§ Exercise requirements
Where does the string "Реквизиты" appear in the records? Copy every line that contains it.

§ Entries supplied
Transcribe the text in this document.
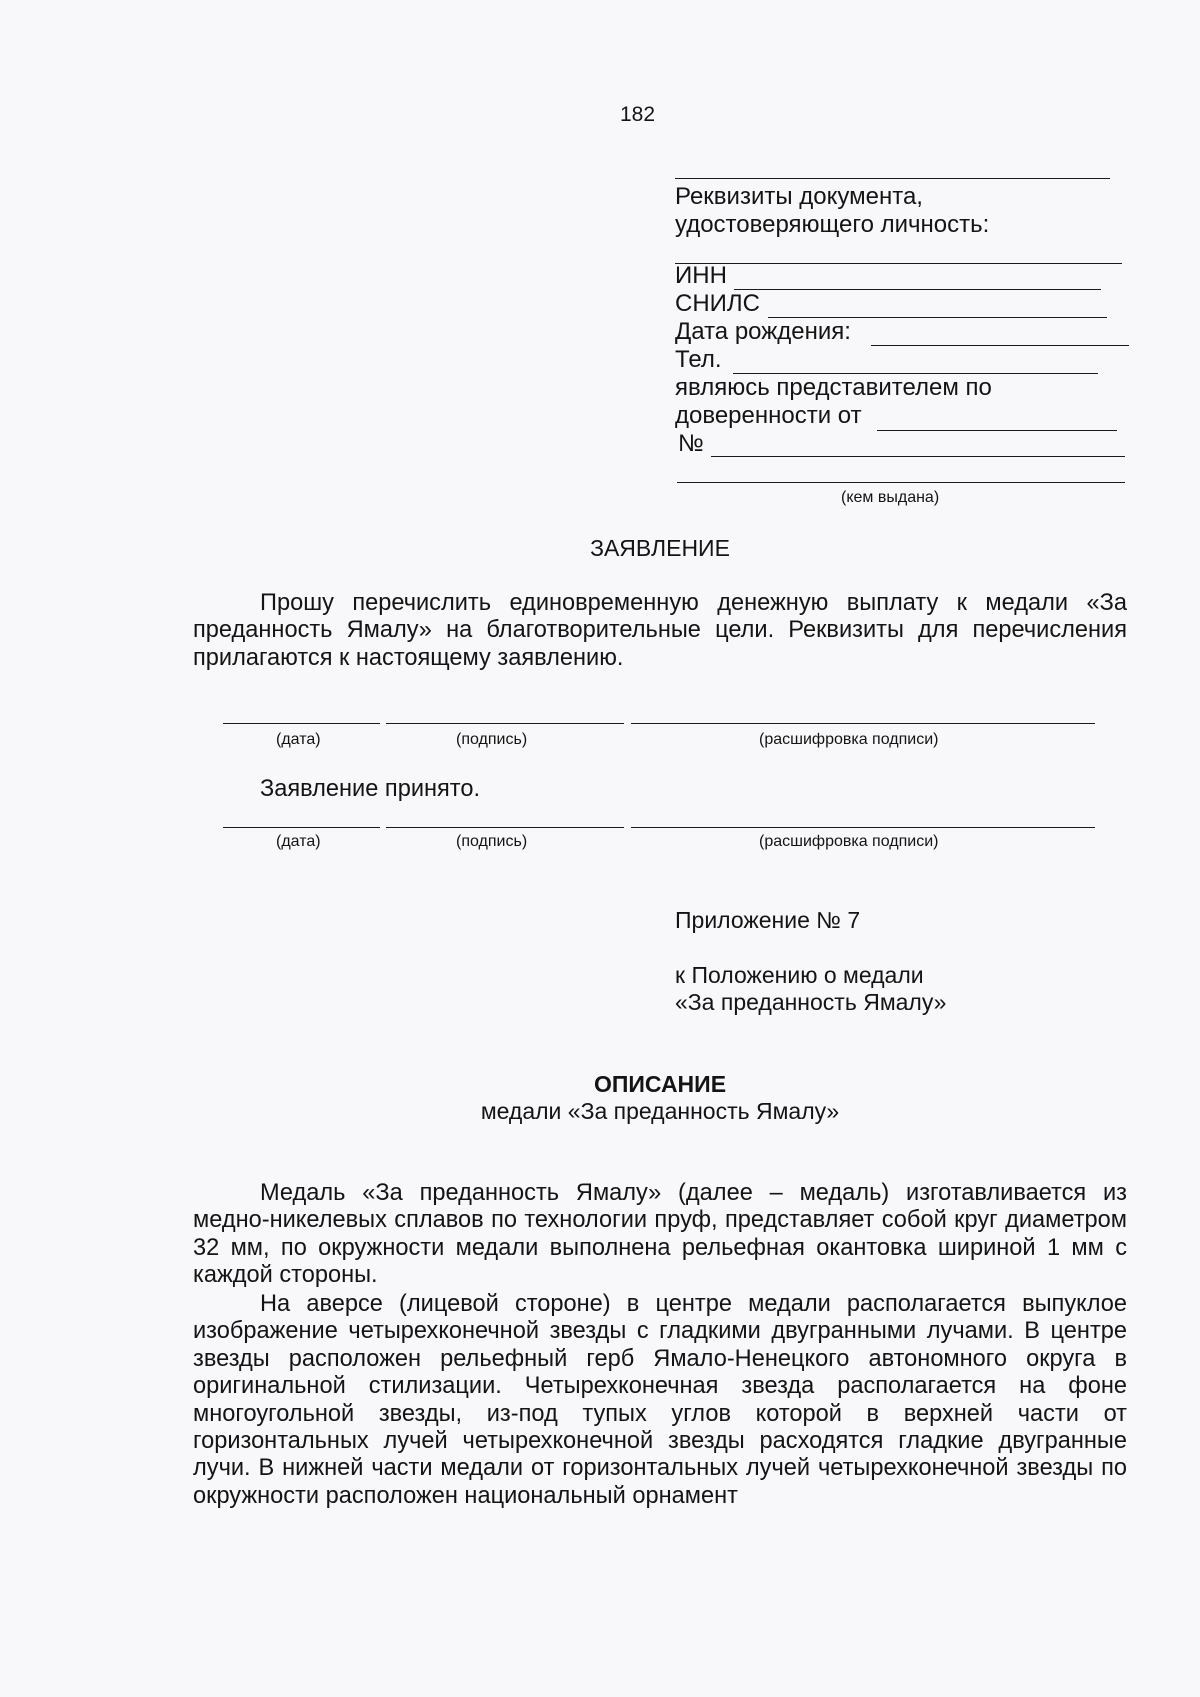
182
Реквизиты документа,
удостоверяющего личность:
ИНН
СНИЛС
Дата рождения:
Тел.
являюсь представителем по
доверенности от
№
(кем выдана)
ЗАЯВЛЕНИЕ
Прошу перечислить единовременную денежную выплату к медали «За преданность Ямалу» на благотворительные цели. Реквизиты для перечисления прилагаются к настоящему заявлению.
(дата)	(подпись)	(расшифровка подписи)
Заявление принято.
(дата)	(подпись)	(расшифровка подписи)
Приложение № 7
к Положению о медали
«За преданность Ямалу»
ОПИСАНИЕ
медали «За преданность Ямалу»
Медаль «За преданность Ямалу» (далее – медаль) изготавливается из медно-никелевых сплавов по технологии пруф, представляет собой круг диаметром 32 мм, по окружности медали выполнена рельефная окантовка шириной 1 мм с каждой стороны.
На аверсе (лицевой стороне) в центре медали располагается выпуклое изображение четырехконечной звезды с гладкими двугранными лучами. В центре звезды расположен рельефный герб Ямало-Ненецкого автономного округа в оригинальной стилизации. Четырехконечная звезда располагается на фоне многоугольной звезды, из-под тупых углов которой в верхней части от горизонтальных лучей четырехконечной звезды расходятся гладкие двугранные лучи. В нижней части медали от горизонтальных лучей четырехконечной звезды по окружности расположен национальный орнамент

==

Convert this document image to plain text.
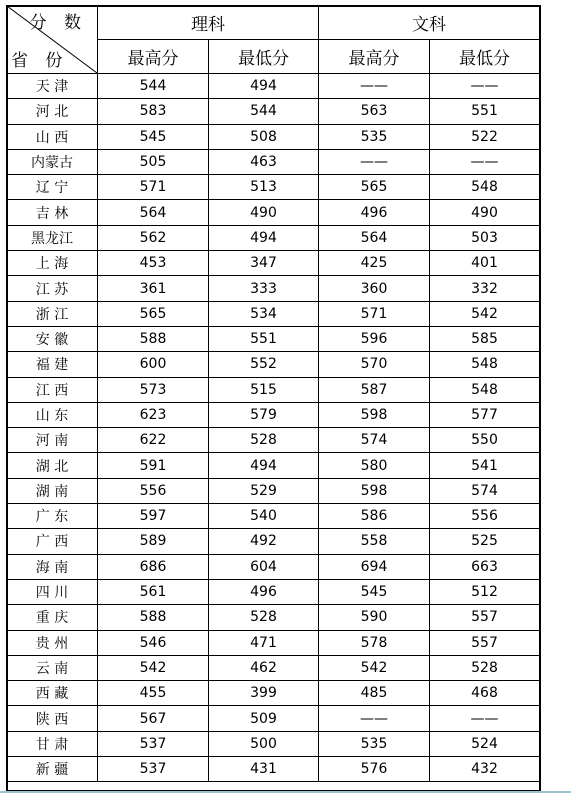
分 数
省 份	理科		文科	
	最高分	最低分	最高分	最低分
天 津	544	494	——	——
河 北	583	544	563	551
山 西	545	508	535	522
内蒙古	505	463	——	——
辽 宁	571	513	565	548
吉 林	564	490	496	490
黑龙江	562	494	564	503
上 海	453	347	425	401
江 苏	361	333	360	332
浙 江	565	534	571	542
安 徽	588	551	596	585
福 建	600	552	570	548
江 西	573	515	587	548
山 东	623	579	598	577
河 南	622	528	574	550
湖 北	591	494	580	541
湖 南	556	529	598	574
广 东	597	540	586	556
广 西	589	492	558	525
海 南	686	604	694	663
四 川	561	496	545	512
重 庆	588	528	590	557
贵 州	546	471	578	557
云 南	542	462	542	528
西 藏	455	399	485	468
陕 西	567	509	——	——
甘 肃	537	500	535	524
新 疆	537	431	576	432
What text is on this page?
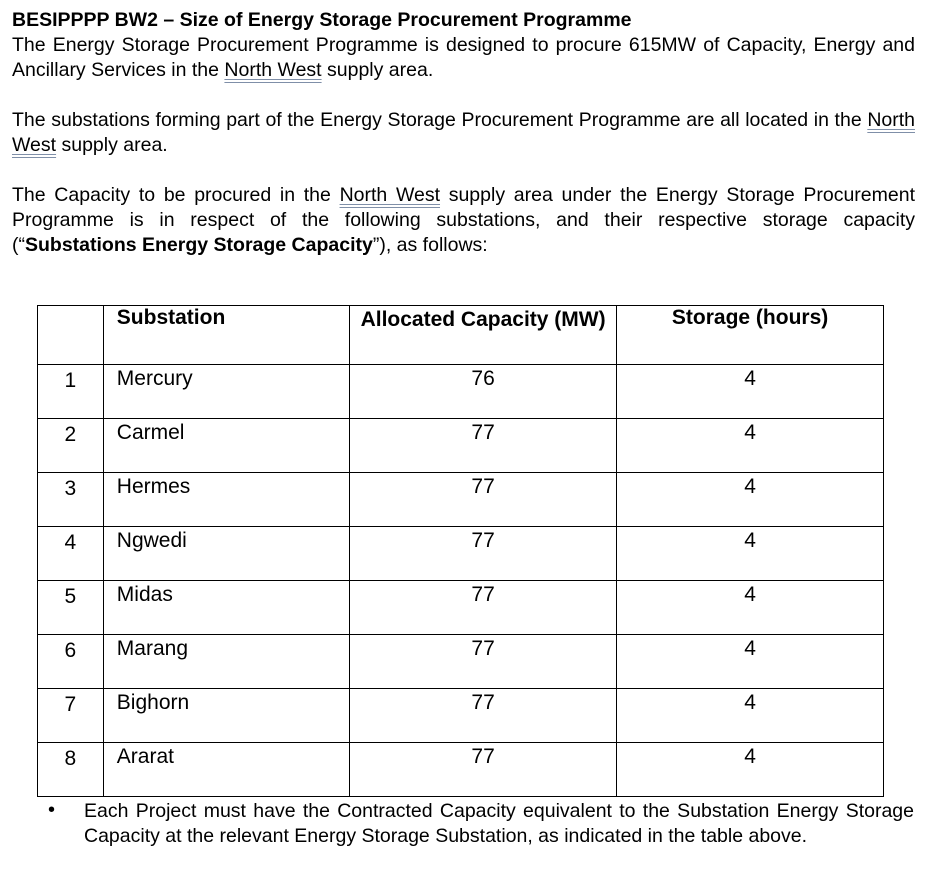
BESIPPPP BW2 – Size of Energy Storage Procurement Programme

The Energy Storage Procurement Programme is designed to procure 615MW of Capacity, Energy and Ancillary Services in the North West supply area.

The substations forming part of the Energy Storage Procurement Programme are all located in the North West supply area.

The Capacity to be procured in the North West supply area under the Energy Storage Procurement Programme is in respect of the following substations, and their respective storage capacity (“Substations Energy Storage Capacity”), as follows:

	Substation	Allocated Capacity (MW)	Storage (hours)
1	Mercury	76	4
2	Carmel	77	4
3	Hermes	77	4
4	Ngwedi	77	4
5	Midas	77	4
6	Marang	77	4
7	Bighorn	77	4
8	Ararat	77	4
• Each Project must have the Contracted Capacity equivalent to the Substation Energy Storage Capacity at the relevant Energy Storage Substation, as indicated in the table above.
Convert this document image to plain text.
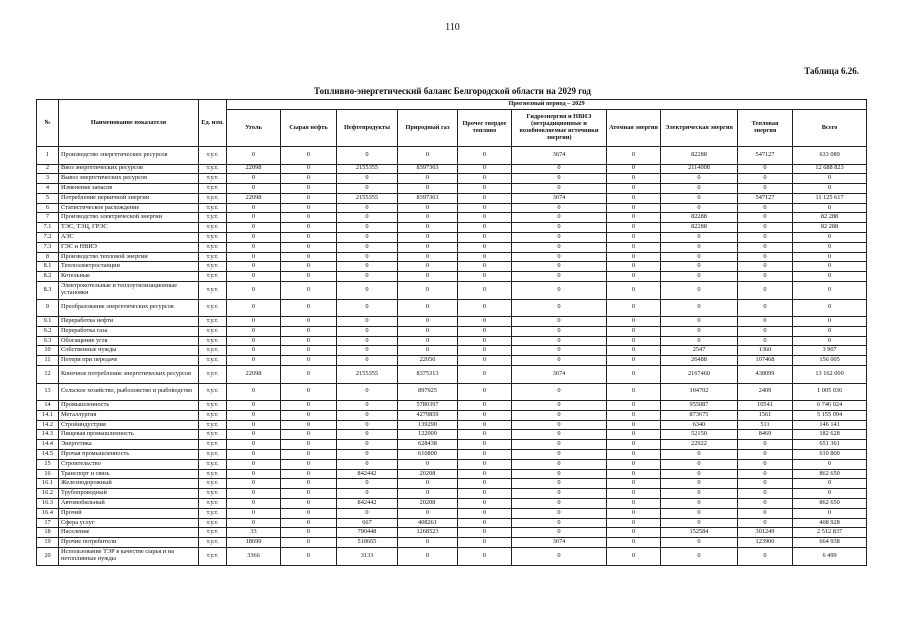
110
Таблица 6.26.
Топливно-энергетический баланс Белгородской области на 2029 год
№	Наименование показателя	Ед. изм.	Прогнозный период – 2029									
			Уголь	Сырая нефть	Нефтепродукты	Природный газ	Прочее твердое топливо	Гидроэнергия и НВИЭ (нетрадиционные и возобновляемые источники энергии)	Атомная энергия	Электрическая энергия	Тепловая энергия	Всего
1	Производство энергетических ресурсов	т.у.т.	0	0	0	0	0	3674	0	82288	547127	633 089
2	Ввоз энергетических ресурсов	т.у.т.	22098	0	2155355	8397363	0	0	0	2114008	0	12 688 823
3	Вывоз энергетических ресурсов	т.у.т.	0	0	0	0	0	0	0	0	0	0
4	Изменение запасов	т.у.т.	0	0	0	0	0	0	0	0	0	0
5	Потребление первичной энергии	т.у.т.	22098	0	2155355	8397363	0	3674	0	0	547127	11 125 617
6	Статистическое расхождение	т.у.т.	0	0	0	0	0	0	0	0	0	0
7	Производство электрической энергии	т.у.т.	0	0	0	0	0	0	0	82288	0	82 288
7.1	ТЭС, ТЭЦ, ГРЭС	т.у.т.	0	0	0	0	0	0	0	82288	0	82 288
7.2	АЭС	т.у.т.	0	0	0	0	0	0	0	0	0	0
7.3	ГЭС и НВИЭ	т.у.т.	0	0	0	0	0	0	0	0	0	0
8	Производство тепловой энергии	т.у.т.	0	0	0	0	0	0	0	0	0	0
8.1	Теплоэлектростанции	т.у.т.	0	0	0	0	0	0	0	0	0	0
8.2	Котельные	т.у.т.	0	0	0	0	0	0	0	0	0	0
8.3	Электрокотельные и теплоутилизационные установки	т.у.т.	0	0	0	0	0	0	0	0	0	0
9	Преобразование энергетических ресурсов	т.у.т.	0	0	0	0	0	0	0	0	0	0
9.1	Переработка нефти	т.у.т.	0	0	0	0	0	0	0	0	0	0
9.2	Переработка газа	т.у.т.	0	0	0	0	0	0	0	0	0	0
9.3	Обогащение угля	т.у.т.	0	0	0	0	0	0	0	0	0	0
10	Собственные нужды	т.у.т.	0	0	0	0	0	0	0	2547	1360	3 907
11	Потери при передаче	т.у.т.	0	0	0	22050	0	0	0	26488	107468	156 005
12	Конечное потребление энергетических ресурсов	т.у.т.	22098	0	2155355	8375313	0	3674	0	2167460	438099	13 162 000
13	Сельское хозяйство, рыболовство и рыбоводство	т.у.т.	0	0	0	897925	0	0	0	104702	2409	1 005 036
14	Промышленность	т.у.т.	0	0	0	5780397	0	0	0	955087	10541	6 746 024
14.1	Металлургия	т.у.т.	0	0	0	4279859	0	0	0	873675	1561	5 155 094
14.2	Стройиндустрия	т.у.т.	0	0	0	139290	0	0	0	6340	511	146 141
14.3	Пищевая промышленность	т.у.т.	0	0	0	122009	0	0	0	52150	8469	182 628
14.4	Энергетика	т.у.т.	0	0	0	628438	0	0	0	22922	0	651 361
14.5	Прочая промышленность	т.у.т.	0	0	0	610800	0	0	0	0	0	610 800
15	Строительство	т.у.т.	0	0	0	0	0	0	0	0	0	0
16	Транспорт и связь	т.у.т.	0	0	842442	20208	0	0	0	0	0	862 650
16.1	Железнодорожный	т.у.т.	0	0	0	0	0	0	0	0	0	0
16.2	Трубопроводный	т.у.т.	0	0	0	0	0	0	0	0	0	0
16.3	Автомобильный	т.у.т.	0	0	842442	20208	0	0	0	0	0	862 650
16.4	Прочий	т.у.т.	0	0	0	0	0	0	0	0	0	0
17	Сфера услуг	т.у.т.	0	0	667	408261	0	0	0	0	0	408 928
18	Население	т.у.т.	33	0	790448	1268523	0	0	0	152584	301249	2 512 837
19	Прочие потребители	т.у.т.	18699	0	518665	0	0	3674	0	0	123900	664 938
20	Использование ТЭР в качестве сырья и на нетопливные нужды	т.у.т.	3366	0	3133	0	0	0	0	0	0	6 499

§ Answer to this problem
Реквизиты документа,
Прошу перечислить единовременную денежную выплату к медали «За преданность Ямалу» на благотворительные цели. Реквизиты для перечисления прилагаются к настоящему заявлению.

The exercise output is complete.